* _GIVEN PROBLEM 1_: In the soundproof wall thread, list each distinct measurement that zack's post gives with a unit, and say what each one describes.
* _GIVEN PROBLEM 2_: According to the soundproof wall thread, what does the architect want done with the space between the drywall and the subfloor?

## Start PAGE EXCERPT

# soundproof wall question



## zack (Jan 28, 2012)

Hi guys,
Long story short. I estimated a job (20,000sf), big but pretty straight forward, square 8'3" ceilings. GC called me back and said I have the job but there are some changes so he wants me to take another look and adjust my price. They need some walls to be soundproofed. The architect wants GC to install those (don't know the name) metal/aluminum tracks and I will have to attach drywall to them with 1" screws. He also wants to keep a drywall 1/8" off the floor and caulk the space between drywall and subfloor. So I told GC that I don't think it will change that much and he said "I don't think so ither but if you have to add a day or two that is still your money". Very cool of him. 
So my question is:
1. How much extra work that will be (never worked with those metal tracks before)
2. Do I need to keep that exact 1/8" off the floor which might not be straight. There will be a 3/4" flooring installed.
Any tips will be great.
Walls are 8'3" so I was thinking 54"+48" drywall. I guess they want drywall 1/8" off the floor because anything bigger than that caulk will crack but I wonder if that is enough room for substructure to move?
I don't really want to charge extra for that but if I have to I would like to have a reasonable explanation.


----------



## chris (Apr 13, 2011)

zack said:


> Hi guys,
> Long story short. I estimated a job (20,000sf), big but pretty straight forward, square 8'3" ceilings. GC called me back and said I have the job but there are some changes so he wants me to take another look and adjust my price. They need some walls to be soundproofed. The architect wants GC to install those (don't know the name) metal/aluminum tracks and I will have to attach drywall to them with 1" screws. He also wants to keep a drywall 1/8" off the floor and caulk the space between drywall and subfloor. So I told GC that I don't think it will change that much and he said "I don't think so ither but if you have to add a day or two that is still your money". Very cool of him.

## End PAGE EXCERPT
## Start DATA ENTRIES

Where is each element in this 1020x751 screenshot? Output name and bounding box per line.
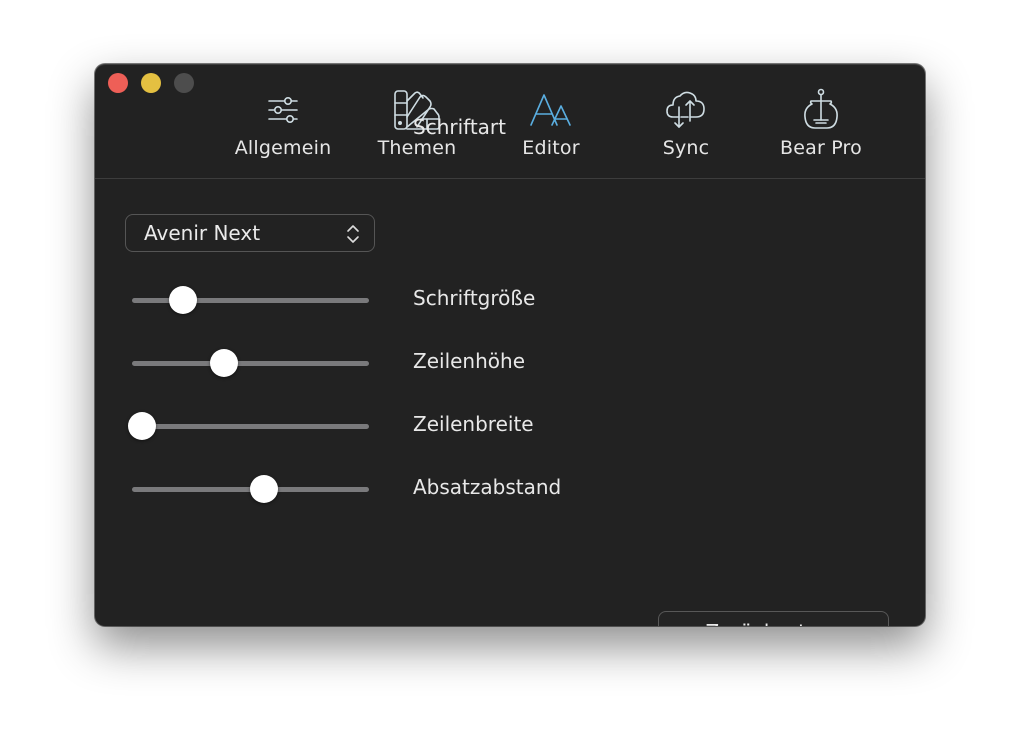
slider-thumb[interactable] xyxy=(210,349,239,377)
tab-label: Allgemein xyxy=(234,137,332,159)
slider-thumb[interactable] xyxy=(169,286,198,314)
sliders-icon xyxy=(258,88,308,132)
preferences-toolbar: Allgemein Themen Editor Sync Bear Pro xyxy=(95,64,925,179)
paragraph-spacing-slider[interactable] xyxy=(132,474,369,504)
font-size-label: Schriftgröße xyxy=(413,286,536,310)
font-select-value: Avenir Next xyxy=(144,221,261,245)
font-label: Schriftart xyxy=(413,115,506,139)
slider-track xyxy=(132,424,369,429)
tab-sync[interactable]: Sync xyxy=(621,88,751,168)
slider-track xyxy=(132,298,369,303)
font-aa-icon xyxy=(526,88,576,132)
preferences-window: Allgemein Themen Editor Sync Bear Pro Av… xyxy=(95,64,925,626)
editor-settings-panel: Avenir Next Schriftart Schriftgröße Zeil… xyxy=(95,115,925,626)
slider-thumb[interactable] xyxy=(128,412,156,440)
tab-allgemein[interactable]: Allgemein xyxy=(218,88,348,168)
reset-button[interactable]: Zurücksetzen xyxy=(658,611,889,626)
line-height-label: Zeilenhöhe xyxy=(413,349,525,373)
tab-bear-pro[interactable]: Bear Pro xyxy=(756,88,886,168)
tab-label: Sync xyxy=(662,137,710,159)
font-size-slider[interactable] xyxy=(132,285,369,315)
line-height-slider[interactable] xyxy=(132,348,369,378)
tab-label: Themen xyxy=(377,137,457,159)
slider-track xyxy=(132,361,369,366)
font-select[interactable]: Avenir Next xyxy=(125,214,375,252)
line-width-label: Zeilenbreite xyxy=(413,412,534,436)
paragraph-spacing-label: Absatzabstand xyxy=(413,475,562,499)
honey-pot-icon xyxy=(796,88,846,132)
slider-thumb[interactable] xyxy=(249,475,278,503)
tab-label: Bear Pro xyxy=(780,137,862,159)
cloud-sync-icon xyxy=(661,88,711,132)
chevron-up-down-icon xyxy=(346,223,360,245)
tab-label: Editor xyxy=(522,137,580,159)
line-width-slider[interactable] xyxy=(128,411,369,441)
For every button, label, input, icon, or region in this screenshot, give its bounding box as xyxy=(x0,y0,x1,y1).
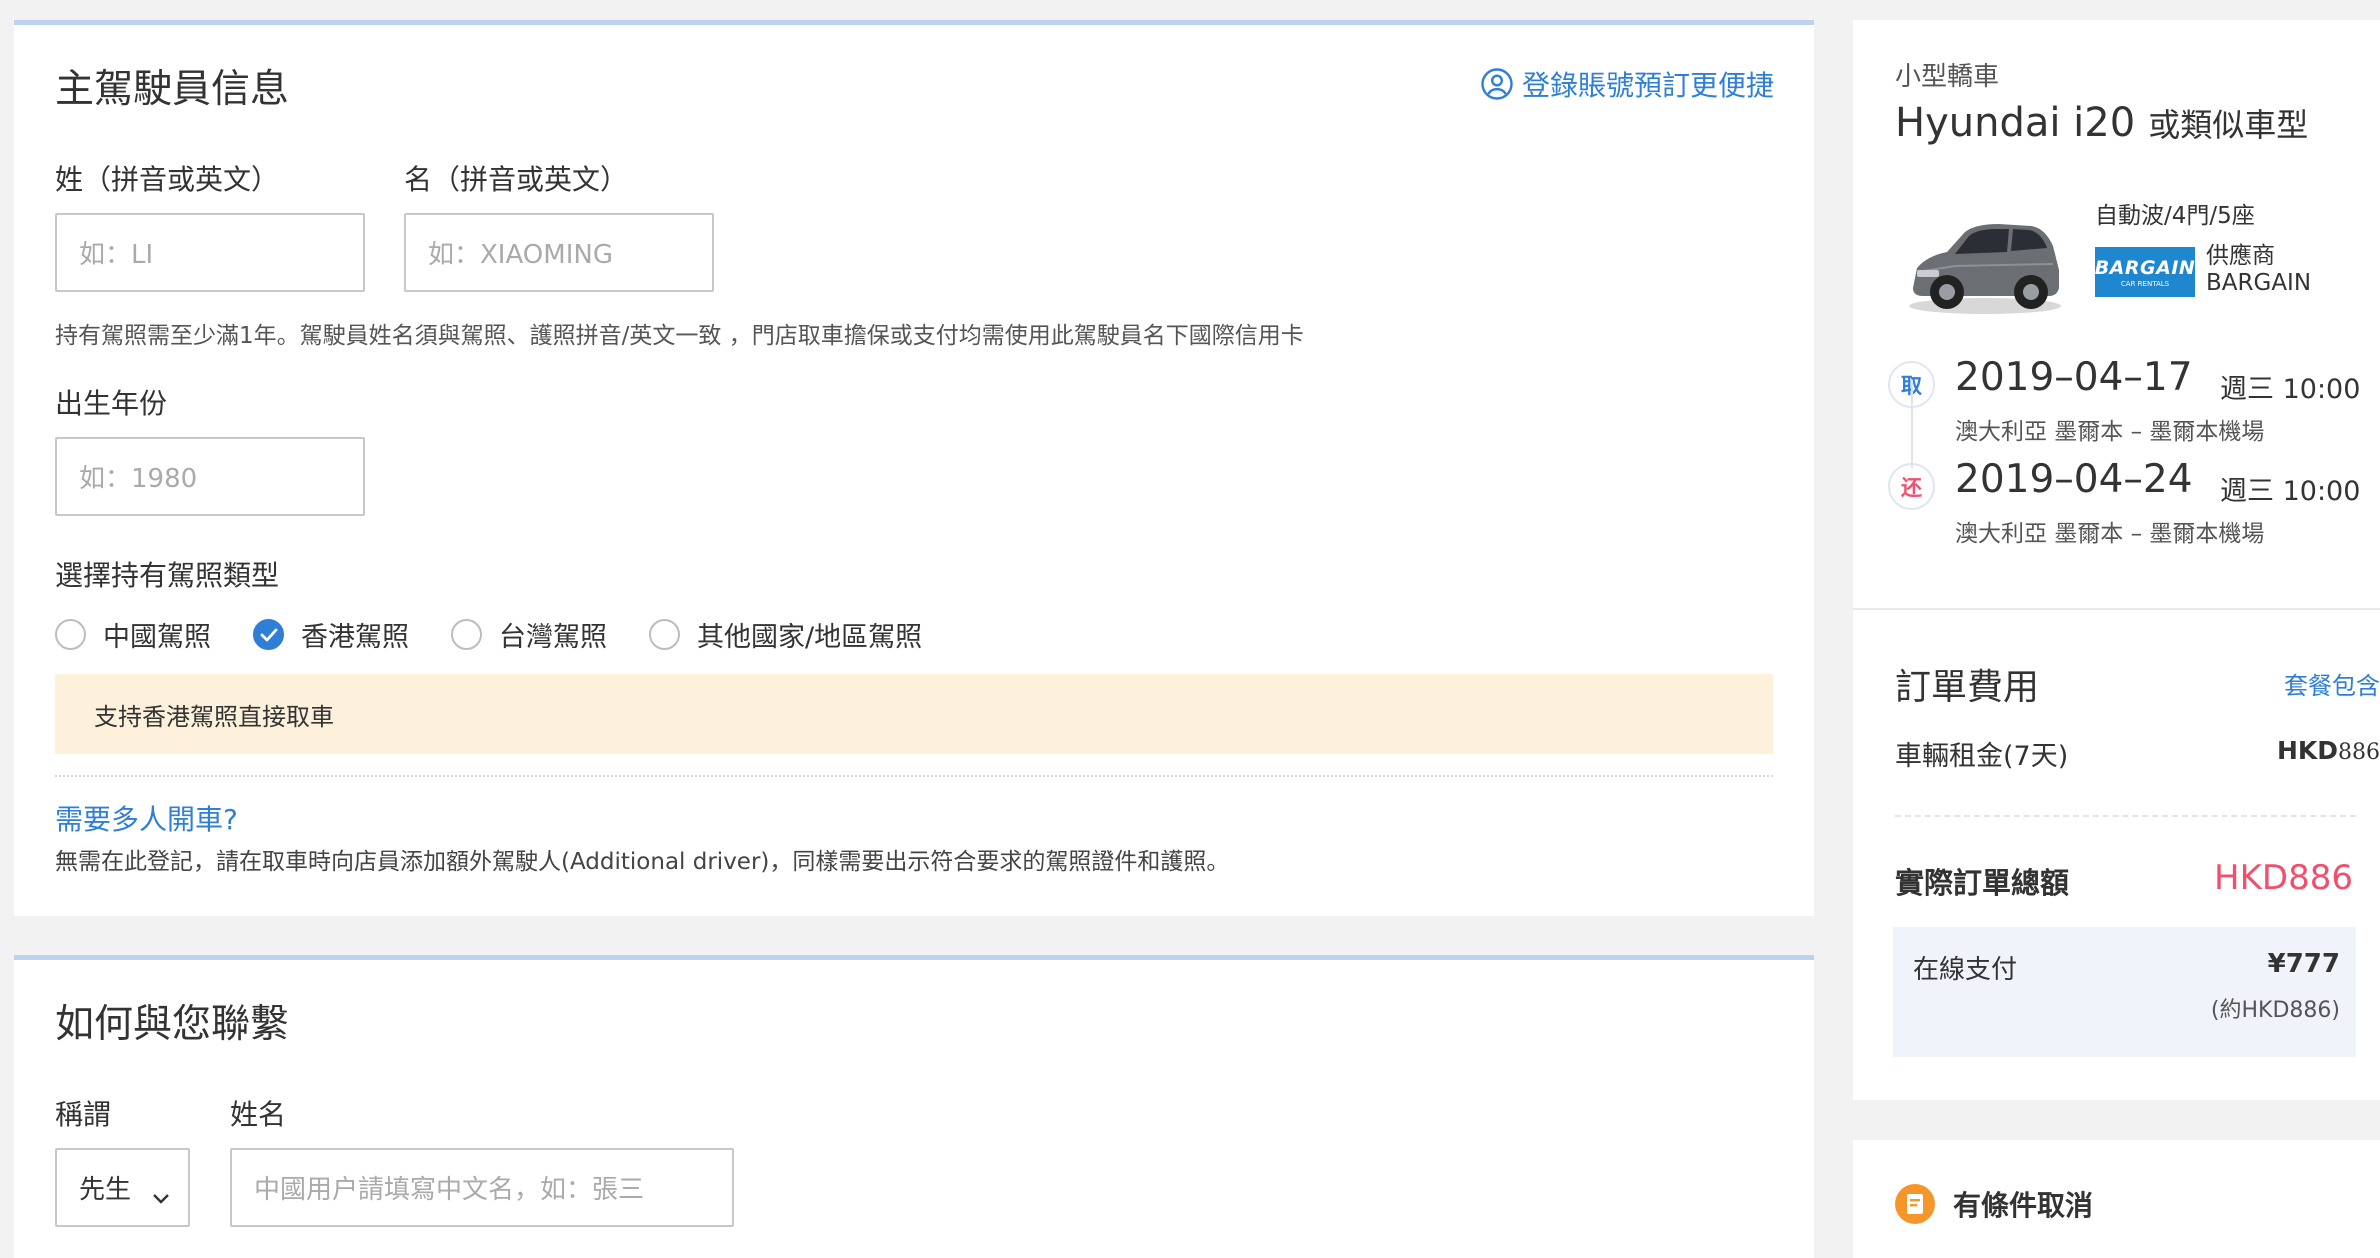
driver-info-title: 主駕駛員信息 xyxy=(55,67,290,112)
fees-dashed-divider xyxy=(1895,815,2356,817)
timeline-connector xyxy=(1911,380,1913,468)
radio-unchecked-icon[interactable] xyxy=(649,619,680,650)
dotted-divider xyxy=(55,775,1773,777)
pickup-location: 澳大利亞 墨爾本 – 墨爾本機場 xyxy=(1955,419,2265,445)
online-payment-box: 在線支付 ¥777 (約HKD886) xyxy=(1893,927,2356,1057)
license-option-china[interactable]: 中國駕照 xyxy=(55,615,211,654)
radio-unchecked-icon[interactable] xyxy=(55,619,86,650)
rental-fee-amount: 886 xyxy=(2338,740,2380,765)
document-icon xyxy=(1895,1184,1935,1224)
salutation-label: 稱謂 xyxy=(55,1098,112,1131)
radio-unchecked-icon[interactable] xyxy=(451,619,482,650)
surname-label: 姓（拼音或英文） xyxy=(55,163,280,196)
car-model: Hyundai i20 xyxy=(1895,100,2136,146)
supplier-name: BARGAIN xyxy=(2206,270,2312,296)
car-image xyxy=(1903,210,2067,318)
total-label: 實際訂單總額 xyxy=(1895,866,2070,900)
card-top-border xyxy=(14,955,1814,960)
pickup-date: 2019–04–17 xyxy=(1955,355,2193,400)
license-type-radio-group: 中國駕照 香港駕照 台灣駕照 其他國家/地區駕照 xyxy=(55,615,964,654)
login-link[interactable]: 登錄賬號預訂更便捷 xyxy=(1480,64,1774,104)
salutation-value: 先生 xyxy=(79,1175,132,1205)
pickup-weekday-time: 週三 10:00 xyxy=(2220,374,2361,405)
car-category: 小型轎車 xyxy=(1895,62,2000,92)
driver-info-card: 主駕駛員信息 登錄賬號預訂更便捷 姓（拼音或英文） 名（拼音或英文） 如：LI … xyxy=(14,20,1814,916)
contact-name-label: 姓名 xyxy=(230,1098,287,1131)
license-requirement-note: 持有駕照需至少滿1年。駕駛員姓名須與駕照、護照拼音/英文一致 ，門店取車擔保或支… xyxy=(55,323,1304,349)
birth-year-input[interactable]: 如：1980 xyxy=(55,437,365,516)
card-top-border xyxy=(14,20,1814,25)
online-payment-approx: (約HKD886) xyxy=(2210,998,2340,1023)
chevron-down-icon xyxy=(152,1182,170,1204)
radio-checked-icon[interactable] xyxy=(253,619,284,650)
cancel-policy-label: 有條件取消 xyxy=(1953,1189,2094,1222)
birth-year-label: 出生年份 xyxy=(55,387,168,420)
car-model-suffix: 或類似車型 xyxy=(2148,106,2309,144)
surname-input[interactable]: 如：LI xyxy=(55,213,365,292)
license-option-other[interactable]: 其他國家/地區駕照 xyxy=(649,615,922,654)
return-location: 澳大利亞 墨爾本 – 墨爾本機場 xyxy=(1955,521,2265,547)
given-name-label: 名（拼音或英文） xyxy=(404,163,629,196)
cancellation-card: 有條件取消 xyxy=(1853,1140,2380,1258)
rental-fee-value: HKD886 xyxy=(2277,736,2380,765)
total-value: HKD886 xyxy=(2214,858,2353,898)
order-fees-title: 訂單費用 xyxy=(1895,667,2040,708)
license-option-taiwan[interactable]: 台灣駕照 xyxy=(451,615,607,654)
login-link-text: 登錄賬號預訂更便捷 xyxy=(1522,69,1775,102)
return-date: 2019–04–24 xyxy=(1955,457,2193,502)
car-summary-card: 小型轎車 Hyundai i20 或類似車型 自動波/4門/5座 BARGAIN… xyxy=(1853,20,2380,608)
user-circle-icon xyxy=(1480,67,1514,101)
contact-name-input[interactable]: 中國用户請填寫中文名，如：張三 xyxy=(230,1148,734,1227)
rental-fee-currency: HKD xyxy=(2276,736,2338,765)
supplier-logo: BARGAIN CAR RENTALS xyxy=(2095,247,2195,297)
car-model-line: Hyundai i20 或類似車型 xyxy=(1895,100,2308,146)
contact-card: 如何與您聯繫 稱謂 姓名 先生 中國用户請填寫中文名，如：張三 xyxy=(14,955,1814,1258)
car-specs: 自動波/4門/5座 xyxy=(2095,203,2255,229)
package-includes-link[interactable]: 套餐包含 xyxy=(2284,666,2380,701)
cancel-policy-row[interactable]: 有條件取消 xyxy=(1895,1184,2093,1224)
supplier-label: 供應商 xyxy=(2206,243,2275,269)
return-badge: 还 xyxy=(1888,463,1935,510)
return-weekday-time: 週三 10:00 xyxy=(2220,476,2361,507)
multi-driver-note: 無需在此登記，請在取車時向店員添加額外駕駛人(Additional driver… xyxy=(55,849,1230,875)
supplier-logo-subtext: CAR RENTALS xyxy=(2120,279,2170,288)
multi-driver-link[interactable]: 需要多人開車? xyxy=(55,798,238,838)
license-type-label: 選擇持有駕照類型 xyxy=(55,559,280,592)
supplier-logo-text: BARGAIN xyxy=(2094,256,2196,279)
license-notice-banner: 支持香港駕照直接取車 xyxy=(55,674,1773,754)
contact-title: 如何與您聯繫 xyxy=(55,1002,290,1047)
online-payment-value: ¥777 xyxy=(2267,949,2340,979)
rental-fee-label: 車輛租金(7天) xyxy=(1895,741,2069,772)
online-payment-label: 在線支付 xyxy=(1913,955,2018,985)
given-name-input[interactable]: 如：XIAOMING xyxy=(404,213,714,292)
license-option-hongkong[interactable]: 香港駕照 xyxy=(253,615,409,654)
salutation-select[interactable]: 先生 xyxy=(55,1148,190,1227)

## End DATA ENTRIES

* _EXERCISE OUTPUT 1_:
- 20,000sf: the size of the job
- 8'3": the ceiling and wall height
- 1": the screws for attaching drywall to the metal tracks
- 1/8": the gap between the drywall and the floor
- 3/4": the flooring to be installed
- 54": one drywall width zack considered for the walls
- 48": the other drywall width zack considered for the walls

* _EXERCISE OUTPUT 2_: The architect wants it caulked.